§ Stated problem
List each line in which the string "الخزرجي" appears.
— start of Extracted information —
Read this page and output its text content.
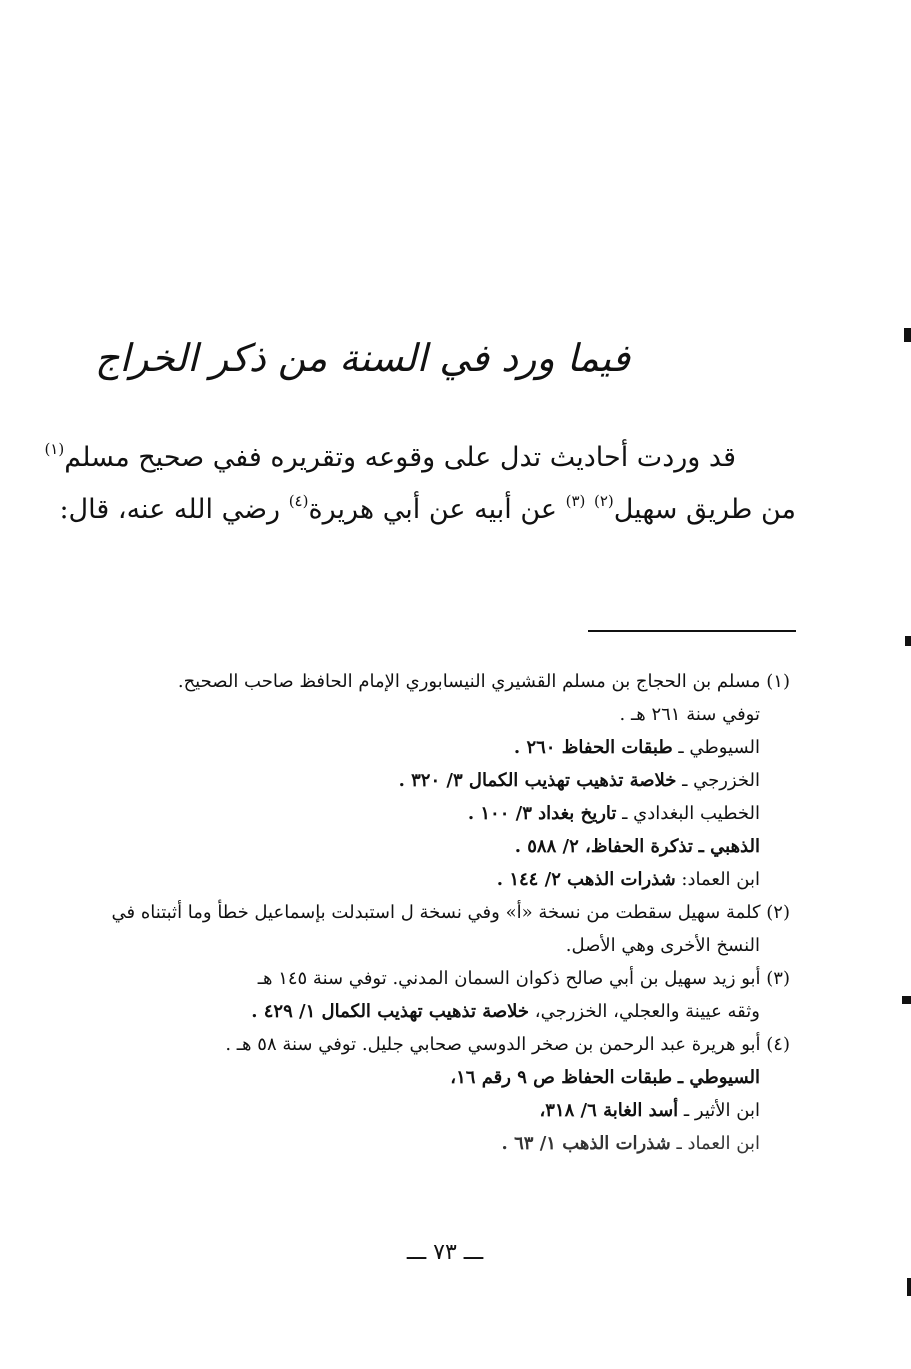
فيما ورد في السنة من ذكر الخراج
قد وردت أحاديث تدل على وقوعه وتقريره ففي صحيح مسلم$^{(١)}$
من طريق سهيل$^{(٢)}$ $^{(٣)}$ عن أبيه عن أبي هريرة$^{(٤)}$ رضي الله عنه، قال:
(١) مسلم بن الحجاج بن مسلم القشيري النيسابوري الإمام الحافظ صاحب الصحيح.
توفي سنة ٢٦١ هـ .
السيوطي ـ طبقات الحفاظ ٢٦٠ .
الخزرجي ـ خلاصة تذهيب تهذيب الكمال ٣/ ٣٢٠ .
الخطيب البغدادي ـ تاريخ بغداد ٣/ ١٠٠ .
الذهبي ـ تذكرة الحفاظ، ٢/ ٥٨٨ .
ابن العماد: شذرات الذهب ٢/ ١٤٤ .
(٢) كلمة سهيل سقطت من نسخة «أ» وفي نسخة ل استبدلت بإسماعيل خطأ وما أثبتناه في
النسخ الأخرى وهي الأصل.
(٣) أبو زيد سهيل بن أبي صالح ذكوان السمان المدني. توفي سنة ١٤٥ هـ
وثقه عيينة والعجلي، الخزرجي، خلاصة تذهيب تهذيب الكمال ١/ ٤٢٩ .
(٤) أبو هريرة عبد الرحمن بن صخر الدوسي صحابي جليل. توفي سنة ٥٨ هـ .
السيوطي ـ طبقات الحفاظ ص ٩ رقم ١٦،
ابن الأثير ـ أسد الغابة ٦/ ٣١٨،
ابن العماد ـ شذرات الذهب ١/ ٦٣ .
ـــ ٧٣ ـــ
— end of Extracted information —
§ Worked answer
الخزرجي ـ خلاصة تذهيب تهذيب الكمال ٣/ ٣٢٠ .
وثقه عيينة والعجلي، الخزرجي، خلاصة تذهيب تهذيب الكمال ١/ ٤٢٩ .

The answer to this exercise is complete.